= Exercise materials =
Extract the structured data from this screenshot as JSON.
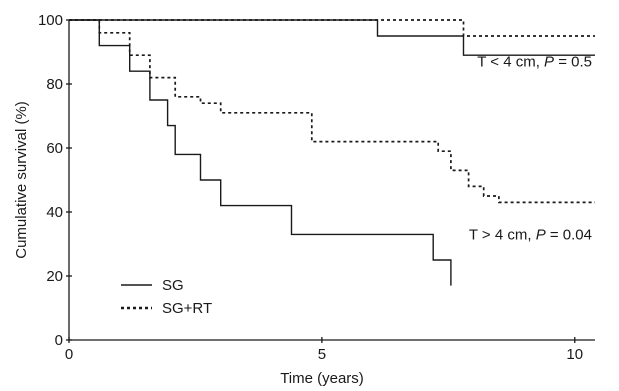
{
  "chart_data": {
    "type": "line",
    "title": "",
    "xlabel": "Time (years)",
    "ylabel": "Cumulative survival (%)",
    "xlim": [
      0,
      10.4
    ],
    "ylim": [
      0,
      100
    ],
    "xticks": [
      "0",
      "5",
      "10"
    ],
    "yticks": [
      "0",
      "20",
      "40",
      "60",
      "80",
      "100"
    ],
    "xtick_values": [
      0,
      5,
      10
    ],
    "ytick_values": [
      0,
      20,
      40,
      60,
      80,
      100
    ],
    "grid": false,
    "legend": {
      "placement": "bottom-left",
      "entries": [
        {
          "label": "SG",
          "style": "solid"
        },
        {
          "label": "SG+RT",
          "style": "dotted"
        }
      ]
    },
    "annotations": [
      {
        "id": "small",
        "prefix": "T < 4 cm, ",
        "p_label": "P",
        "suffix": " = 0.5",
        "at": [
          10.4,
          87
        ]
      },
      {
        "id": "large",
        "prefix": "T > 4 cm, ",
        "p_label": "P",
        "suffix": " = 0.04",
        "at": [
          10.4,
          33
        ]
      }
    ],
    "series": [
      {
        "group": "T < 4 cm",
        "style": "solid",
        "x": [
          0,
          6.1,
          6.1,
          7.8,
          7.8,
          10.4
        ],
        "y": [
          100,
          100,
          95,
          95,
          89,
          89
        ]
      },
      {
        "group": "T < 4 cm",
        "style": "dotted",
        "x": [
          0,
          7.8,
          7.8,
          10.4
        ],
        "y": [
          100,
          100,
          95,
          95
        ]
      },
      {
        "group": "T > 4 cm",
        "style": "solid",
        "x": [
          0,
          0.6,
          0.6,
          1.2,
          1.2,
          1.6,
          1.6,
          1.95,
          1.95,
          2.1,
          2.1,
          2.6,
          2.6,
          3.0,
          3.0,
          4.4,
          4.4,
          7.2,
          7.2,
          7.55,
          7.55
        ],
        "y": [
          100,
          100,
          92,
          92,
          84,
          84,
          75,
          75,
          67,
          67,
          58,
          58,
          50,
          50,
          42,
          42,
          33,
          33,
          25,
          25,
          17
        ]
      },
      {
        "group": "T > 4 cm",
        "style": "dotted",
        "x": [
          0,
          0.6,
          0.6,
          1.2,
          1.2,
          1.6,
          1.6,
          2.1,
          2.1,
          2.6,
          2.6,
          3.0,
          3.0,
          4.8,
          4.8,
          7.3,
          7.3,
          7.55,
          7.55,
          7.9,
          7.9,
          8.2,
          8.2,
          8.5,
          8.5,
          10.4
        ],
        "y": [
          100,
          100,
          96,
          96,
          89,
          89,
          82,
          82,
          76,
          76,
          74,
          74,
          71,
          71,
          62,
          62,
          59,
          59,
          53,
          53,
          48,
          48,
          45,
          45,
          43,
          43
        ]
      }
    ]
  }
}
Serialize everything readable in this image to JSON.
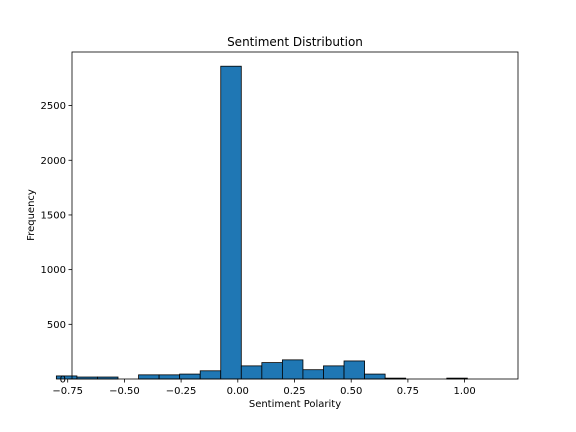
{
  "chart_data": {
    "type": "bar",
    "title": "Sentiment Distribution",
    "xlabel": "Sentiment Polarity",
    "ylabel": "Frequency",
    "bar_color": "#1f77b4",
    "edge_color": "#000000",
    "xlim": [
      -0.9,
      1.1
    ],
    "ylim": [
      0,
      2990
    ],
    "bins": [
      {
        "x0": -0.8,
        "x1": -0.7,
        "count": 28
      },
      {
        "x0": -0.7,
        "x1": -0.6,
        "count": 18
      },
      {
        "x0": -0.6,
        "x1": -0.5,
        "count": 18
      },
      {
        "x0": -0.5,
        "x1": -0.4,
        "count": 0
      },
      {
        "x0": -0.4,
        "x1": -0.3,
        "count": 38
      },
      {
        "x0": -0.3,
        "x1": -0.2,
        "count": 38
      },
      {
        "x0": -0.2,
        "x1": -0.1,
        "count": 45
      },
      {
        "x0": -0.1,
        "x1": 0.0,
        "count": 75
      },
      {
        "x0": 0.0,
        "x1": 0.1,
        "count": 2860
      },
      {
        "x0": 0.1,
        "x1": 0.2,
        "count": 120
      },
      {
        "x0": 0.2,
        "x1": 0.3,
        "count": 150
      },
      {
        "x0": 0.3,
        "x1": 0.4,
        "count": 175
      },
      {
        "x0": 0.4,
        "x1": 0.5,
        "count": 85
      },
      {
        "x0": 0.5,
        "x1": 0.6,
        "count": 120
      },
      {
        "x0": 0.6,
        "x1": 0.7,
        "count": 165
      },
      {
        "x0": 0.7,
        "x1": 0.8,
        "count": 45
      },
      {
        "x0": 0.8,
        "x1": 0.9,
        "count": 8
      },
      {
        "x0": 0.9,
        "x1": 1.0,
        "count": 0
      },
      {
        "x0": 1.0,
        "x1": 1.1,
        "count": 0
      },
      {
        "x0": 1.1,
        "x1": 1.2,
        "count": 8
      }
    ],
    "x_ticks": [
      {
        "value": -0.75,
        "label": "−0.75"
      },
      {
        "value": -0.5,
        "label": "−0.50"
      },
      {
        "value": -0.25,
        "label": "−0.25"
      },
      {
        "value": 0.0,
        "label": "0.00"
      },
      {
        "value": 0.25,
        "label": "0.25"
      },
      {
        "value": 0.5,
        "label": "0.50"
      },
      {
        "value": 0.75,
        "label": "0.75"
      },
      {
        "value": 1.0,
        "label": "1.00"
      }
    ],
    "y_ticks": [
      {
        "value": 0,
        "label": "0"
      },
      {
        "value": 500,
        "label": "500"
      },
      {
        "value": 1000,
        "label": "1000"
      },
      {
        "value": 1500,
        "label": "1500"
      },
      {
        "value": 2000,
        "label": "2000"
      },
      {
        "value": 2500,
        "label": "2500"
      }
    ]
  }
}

= What is being asked =
Reproduce each entry verbatim, excluding any embedded images.

= Correct output =
Extract the structured data from this screenshot as JSON.
{
  "chart_data": {
    "type": "line",
    "title": "",
    "xlabel": "Time (years)",
    "ylabel": "Cumulative survival (%)",
    "xlim": [
      0,
      10.4
    ],
    "ylim": [
      0,
      100
    ],
    "xticks": [
      "0",
      "5",
      "10"
    ],
    "yticks": [
      "0",
      "20",
      "40",
      "60",
      "80",
      "100"
    ],
    "xtick_values": [
      0,
      5,
      10
    ],
    "ytick_values": [
      0,
      20,
      40,
      60,
      80,
      100
    ],
    "grid": false,
    "legend": {
      "placement": "bottom-left",
      "entries": [
        {
          "label": "SG",
          "style": "solid"
        },
        {
          "label": "SG+RT",
          "style": "dotted"
        }
      ]
    },
    "annotations": [
      {
        "id": "small",
        "prefix": "T < 4 cm, ",
        "p_label": "P",
        "suffix": " = 0.5",
        "at": [
          10.4,
          87
        ]
      },
      {
        "id": "large",
        "prefix": "T > 4 cm, ",
        "p_label": "P",
        "suffix": " = 0.04",
        "at": [
          10.4,
          33
        ]
      }
    ],
    "series": [
      {
        "group": "T < 4 cm",
        "style": "solid",
        "x": [
          0,
          6.1,
          6.1,
          7.8,
          7.8,
          10.4
        ],
        "y": [
          100,
          100,
          95,
          95,
          89,
          89
        ]
      },
      {
        "group": "T < 4 cm",
        "style": "dotted",
        "x": [
          0,
          7.8,
          7.8,
          10.4
        ],
        "y": [
          100,
          100,
          95,
          95
        ]
      },
      {
        "group": "T > 4 cm",
        "style": "solid",
        "x": [
          0,
          0.6,
          0.6,
          1.2,
          1.2,
          1.6,
          1.6,
          1.95,
          1.95,
          2.1,
          2.1,
          2.6,
          2.6,
          3.0,
          3.0,
          4.4,
          4.4,
          7.2,
          7.2,
          7.55,
          7.55
        ],
        "y": [
          100,
          100,
          92,
          92,
          84,
          84,
          75,
          75,
          67,
          67,
          58,
          58,
          50,
          50,
          42,
          42,
          33,
          33,
          25,
          25,
          17
        ]
      },
      {
        "group": "T > 4 cm",
        "style": "dotted",
        "x": [
          0,
          0.6,
          0.6,
          1.2,
          1.2,
          1.6,
          1.6,
          2.1,
          2.1,
          2.6,
          2.6,
          3.0,
          3.0,
          4.8,
          4.8,
          7.3,
          7.3,
          7.55,
          7.55,
          7.9,
          7.9,
          8.2,
          8.2,
          8.5,
          8.5,
          10.4
        ],
        "y": [
          100,
          100,
          96,
          96,
          89,
          89,
          82,
          82,
          76,
          76,
          74,
          74,
          71,
          71,
          62,
          62,
          59,
          59,
          53,
          53,
          48,
          48,
          45,
          45,
          43,
          43
        ]
      }
    ]
  }
}
Serialize everything readable in this image to JSON.
{
  "chart_data": {
    "type": "bar",
    "title": "Sentiment Distribution",
    "xlabel": "Sentiment Polarity",
    "ylabel": "Frequency",
    "bar_color": "#1f77b4",
    "edge_color": "#000000",
    "xlim": [
      -0.9,
      1.1
    ],
    "ylim": [
      0,
      2990
    ],
    "bins": [
      {
        "x0": -0.8,
        "x1": -0.7,
        "count": 28
      },
      {
        "x0": -0.7,
        "x1": -0.6,
        "count": 18
      },
      {
        "x0": -0.6,
        "x1": -0.5,
        "count": 18
      },
      {
        "x0": -0.5,
        "x1": -0.4,
        "count": 0
      },
      {
        "x0": -0.4,
        "x1": -0.3,
        "count": 38
      },
      {
        "x0": -0.3,
        "x1": -0.2,
        "count": 38
      },
      {
        "x0": -0.2,
        "x1": -0.1,
        "count": 45
      },
      {
        "x0": -0.1,
        "x1": 0.0,
        "count": 75
      },
      {
        "x0": 0.0,
        "x1": 0.1,
        "count": 2860
      },
      {
        "x0": 0.1,
        "x1": 0.2,
        "count": 120
      },
      {
        "x0": 0.2,
        "x1": 0.3,
        "count": 150
      },
      {
        "x0": 0.3,
        "x1": 0.4,
        "count": 175
      },
      {
        "x0": 0.4,
        "x1": 0.5,
        "count": 85
      },
      {
        "x0": 0.5,
        "x1": 0.6,
        "count": 120
      },
      {
        "x0": 0.6,
        "x1": 0.7,
        "count": 165
      },
      {
        "x0": 0.7,
        "x1": 0.8,
        "count": 45
      },
      {
        "x0": 0.8,
        "x1": 0.9,
        "count": 8
      },
      {
        "x0": 0.9,
        "x1": 1.0,
        "count": 0
      },
      {
        "x0": 1.0,
        "x1": 1.1,
        "count": 0
      },
      {
        "x0": 1.1,
        "x1": 1.2,
        "count": 8
      }
    ],
    "x_ticks": [
      {
        "value": -0.75,
        "label": "−0.75"
      },
      {
        "value": -0.5,
        "label": "−0.50"
      },
      {
        "value": -0.25,
        "label": "−0.25"
      },
      {
        "value": 0.0,
        "label": "0.00"
      },
      {
        "value": 0.25,
        "label": "0.25"
      },
      {
        "value": 0.5,
        "label": "0.50"
      },
      {
        "value": 0.75,
        "label": "0.75"
      },
      {
        "value": 1.0,
        "label": "1.00"
      }
    ],
    "y_ticks": [
      {
        "value": 0,
        "label": "0"
      },
      {
        "value": 500,
        "label": "500"
      },
      {
        "value": 1000,
        "label": "1000"
      },
      {
        "value": 1500,
        "label": "1500"
      },
      {
        "value": 2000,
        "label": "2000"
      },
      {
        "value": 2500,
        "label": "2500"
      }
    ]
  }
}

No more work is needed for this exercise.